** EXTRACTED MATERIAL **
────
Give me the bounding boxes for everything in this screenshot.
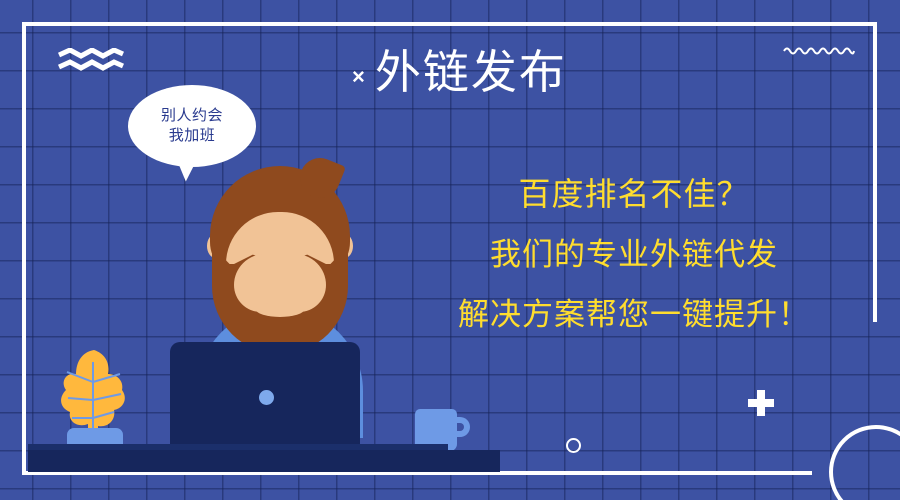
title-marker-icon: × — [352, 66, 365, 88]
plus-icon — [748, 390, 774, 416]
thin-wave-icon — [783, 44, 855, 56]
circle-outline-icon — [566, 438, 581, 453]
poster-canvas: × 外链发布 百度排名不佳？ 我们的专业外链代发 解决方案帮您一键提升！ 别人约… — [0, 0, 900, 500]
headline-block: 百度排名不佳？ 我们的专业外链代发 解决方案帮您一键提升！ — [404, 178, 864, 330]
speech-bubble-line-1: 别人约会 — [161, 106, 223, 126]
laptop-logo-dot — [259, 390, 274, 405]
decorative-frame-right-edge — [873, 22, 877, 322]
desk-surface — [28, 450, 500, 472]
person-mouth — [256, 302, 304, 317]
page-title: × 外链发布 — [352, 48, 567, 96]
headline-line-1: 百度排名不佳？ — [404, 178, 864, 210]
headline-line-2: 我们的专业外链代发 — [404, 239, 864, 270]
double-wave-icon — [58, 48, 124, 74]
title-text: 外链发布 — [375, 48, 567, 96]
speech-bubble-line-2: 我加班 — [169, 126, 216, 146]
headline-line-3: 解决方案帮您一键提升！ — [404, 299, 864, 330]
────
** YOUR TASK **
Copy every line above without changes, but leave out the picture.

** WRITTEN REPLY **
Give me the bounding boxes for everything in this screenshot.
title-marker-icon: × — [352, 66, 365, 88]
plus-icon — [748, 390, 774, 416]
thin-wave-icon — [783, 44, 855, 56]
circle-outline-icon — [566, 438, 581, 453]
poster-canvas: × 外链发布 百度排名不佳？ 我们的专业外链代发 解决方案帮您一键提升！ 别人约… — [0, 0, 900, 500]
headline-block: 百度排名不佳？ 我们的专业外链代发 解决方案帮您一键提升！ — [404, 178, 864, 330]
speech-bubble-line-1: 别人约会 — [161, 106, 223, 126]
laptop-logo-dot — [259, 390, 274, 405]
decorative-frame-right-edge — [873, 22, 877, 322]
desk-surface — [28, 450, 500, 472]
person-mouth — [256, 302, 304, 317]
page-title: × 外链发布 — [352, 48, 567, 96]
headline-line-1: 百度排名不佳？ — [404, 178, 864, 210]
headline-line-2: 我们的专业外链代发 — [404, 239, 864, 270]
double-wave-icon — [58, 48, 124, 74]
title-text: 外链发布 — [375, 48, 567, 96]
speech-bubble-line-2: 我加班 — [169, 126, 216, 146]
headline-line-3: 解决方案帮您一键提升！ — [404, 299, 864, 330]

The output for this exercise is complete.